• _STATED PROBLEM_
Copy out all the entries word for word.

• _INPUT DATA_
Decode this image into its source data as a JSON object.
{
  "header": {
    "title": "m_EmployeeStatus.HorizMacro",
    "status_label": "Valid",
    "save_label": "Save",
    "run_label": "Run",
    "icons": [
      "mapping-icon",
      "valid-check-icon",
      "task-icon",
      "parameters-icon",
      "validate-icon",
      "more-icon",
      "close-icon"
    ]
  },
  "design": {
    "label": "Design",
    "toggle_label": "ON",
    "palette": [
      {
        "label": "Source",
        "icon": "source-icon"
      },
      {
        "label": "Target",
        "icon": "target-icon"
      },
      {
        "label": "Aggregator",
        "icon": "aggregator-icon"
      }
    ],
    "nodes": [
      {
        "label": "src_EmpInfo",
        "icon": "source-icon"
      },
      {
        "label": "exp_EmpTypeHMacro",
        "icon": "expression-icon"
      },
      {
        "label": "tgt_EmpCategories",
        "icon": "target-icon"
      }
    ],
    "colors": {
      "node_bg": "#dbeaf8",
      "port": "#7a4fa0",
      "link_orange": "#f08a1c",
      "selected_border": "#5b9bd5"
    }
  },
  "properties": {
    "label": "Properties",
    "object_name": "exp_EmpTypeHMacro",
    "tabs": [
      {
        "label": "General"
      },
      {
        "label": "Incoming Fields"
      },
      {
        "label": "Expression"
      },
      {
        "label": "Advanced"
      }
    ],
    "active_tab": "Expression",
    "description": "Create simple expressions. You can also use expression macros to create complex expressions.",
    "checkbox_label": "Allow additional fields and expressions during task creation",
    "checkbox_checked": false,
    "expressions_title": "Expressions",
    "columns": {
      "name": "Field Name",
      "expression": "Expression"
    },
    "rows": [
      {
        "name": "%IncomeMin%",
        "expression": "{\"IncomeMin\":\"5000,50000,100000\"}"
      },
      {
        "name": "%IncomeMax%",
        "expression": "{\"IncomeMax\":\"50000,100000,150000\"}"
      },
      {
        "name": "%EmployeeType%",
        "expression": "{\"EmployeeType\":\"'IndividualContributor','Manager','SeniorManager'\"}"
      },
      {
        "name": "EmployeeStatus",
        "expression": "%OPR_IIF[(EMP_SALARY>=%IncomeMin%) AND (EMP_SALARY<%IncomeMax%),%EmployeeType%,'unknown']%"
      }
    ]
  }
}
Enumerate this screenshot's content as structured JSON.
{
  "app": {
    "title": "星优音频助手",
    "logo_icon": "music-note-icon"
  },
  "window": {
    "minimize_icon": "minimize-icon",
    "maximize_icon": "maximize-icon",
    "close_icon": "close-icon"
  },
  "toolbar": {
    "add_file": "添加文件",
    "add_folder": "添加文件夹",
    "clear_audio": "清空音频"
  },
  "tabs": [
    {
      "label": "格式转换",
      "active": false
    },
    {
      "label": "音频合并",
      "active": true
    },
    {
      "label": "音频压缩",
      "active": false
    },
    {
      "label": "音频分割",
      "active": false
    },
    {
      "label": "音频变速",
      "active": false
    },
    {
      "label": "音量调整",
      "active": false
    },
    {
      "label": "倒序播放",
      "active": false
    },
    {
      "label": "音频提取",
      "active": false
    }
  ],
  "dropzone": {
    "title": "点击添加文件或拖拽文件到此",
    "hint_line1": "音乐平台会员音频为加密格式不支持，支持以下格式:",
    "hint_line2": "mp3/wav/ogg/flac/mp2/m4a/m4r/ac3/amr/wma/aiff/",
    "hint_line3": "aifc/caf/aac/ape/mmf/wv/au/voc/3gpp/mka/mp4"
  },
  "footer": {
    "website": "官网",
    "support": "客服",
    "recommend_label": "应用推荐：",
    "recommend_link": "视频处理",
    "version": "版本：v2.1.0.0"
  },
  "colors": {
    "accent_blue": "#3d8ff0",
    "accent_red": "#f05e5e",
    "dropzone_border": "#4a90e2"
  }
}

• _OUTPUT OF THE TASK_
Decode this image into its source data as a JSON object.
{
  "header": {
    "title": "m_EmployeeStatus.HorizMacro",
    "status_label": "Valid",
    "save_label": "Save",
    "run_label": "Run",
    "icons": [
      "mapping-icon",
      "valid-check-icon",
      "task-icon",
      "parameters-icon",
      "validate-icon",
      "more-icon",
      "close-icon"
    ]
  },
  "design": {
    "label": "Design",
    "toggle_label": "ON",
    "palette": [
      {
        "label": "Source",
        "icon": "source-icon"
      },
      {
        "label": "Target",
        "icon": "target-icon"
      },
      {
        "label": "Aggregator",
        "icon": "aggregator-icon"
      }
    ],
    "nodes": [
      {
        "label": "src_EmpInfo",
        "icon": "source-icon"
      },
      {
        "label": "exp_EmpTypeHMacro",
        "icon": "expression-icon"
      },
      {
        "label": "tgt_EmpCategories",
        "icon": "target-icon"
      }
    ],
    "colors": {
      "node_bg": "#dbeaf8",
      "port": "#7a4fa0",
      "link_orange": "#f08a1c",
      "selected_border": "#5b9bd5"
    }
  },
  "properties": {
    "label": "Properties",
    "object_name": "exp_EmpTypeHMacro",
    "tabs": [
      {
        "label": "General"
      },
      {
        "label": "Incoming Fields"
      },
      {
        "label": "Expression"
      },
      {
        "label": "Advanced"
      }
    ],
    "active_tab": "Expression",
    "description": "Create simple expressions. You can also use expression macros to create complex expressions.",
    "checkbox_label": "Allow additional fields and expressions during task creation",
    "checkbox_checked": false,
    "expressions_title": "Expressions",
    "columns": {
      "name": "Field Name",
      "expression": "Expression"
    },
    "rows": [
      {
        "name": "%IncomeMin%",
        "expression": "{\"IncomeMin\":\"5000,50000,100000\"}"
      },
      {
        "name": "%IncomeMax%",
        "expression": "{\"IncomeMax\":\"50000,100000,150000\"}"
      },
      {
        "name": "%EmployeeType%",
        "expression": "{\"EmployeeType\":\"'IndividualContributor','Manager','SeniorManager'\"}"
      },
      {
        "name": "EmployeeStatus",
        "expression": "%OPR_IIF[(EMP_SALARY>=%IncomeMin%) AND (EMP_SALARY<%IncomeMax%),%EmployeeType%,'unknown']%"
      }
    ]
  }
}
Enumerate this screenshot's content as structured JSON.
{
  "app": {
    "title": "星优音频助手",
    "logo_icon": "music-note-icon"
  },
  "window": {
    "minimize_icon": "minimize-icon",
    "maximize_icon": "maximize-icon",
    "close_icon": "close-icon"
  },
  "toolbar": {
    "add_file": "添加文件",
    "add_folder": "添加文件夹",
    "clear_audio": "清空音频"
  },
  "tabs": [
    {
      "label": "格式转换",
      "active": false
    },
    {
      "label": "音频合并",
      "active": true
    },
    {
      "label": "音频压缩",
      "active": false
    },
    {
      "label": "音频分割",
      "active": false
    },
    {
      "label": "音频变速",
      "active": false
    },
    {
      "label": "音量调整",
      "active": false
    },
    {
      "label": "倒序播放",
      "active": false
    },
    {
      "label": "音频提取",
      "active": false
    }
  ],
  "dropzone": {
    "title": "点击添加文件或拖拽文件到此",
    "hint_line1": "音乐平台会员音频为加密格式不支持，支持以下格式:",
    "hint_line2": "mp3/wav/ogg/flac/mp2/m4a/m4r/ac3/amr/wma/aiff/",
    "hint_line3": "aifc/caf/aac/ape/mmf/wv/au/voc/3gpp/mka/mp4"
  },
  "footer": {
    "website": "官网",
    "support": "客服",
    "recommend_label": "应用推荐：",
    "recommend_link": "视频处理",
    "version": "版本：v2.1.0.0"
  },
  "colors": {
    "accent_blue": "#3d8ff0",
    "accent_red": "#f05e5e",
    "dropzone_border": "#4a90e2"
  }
}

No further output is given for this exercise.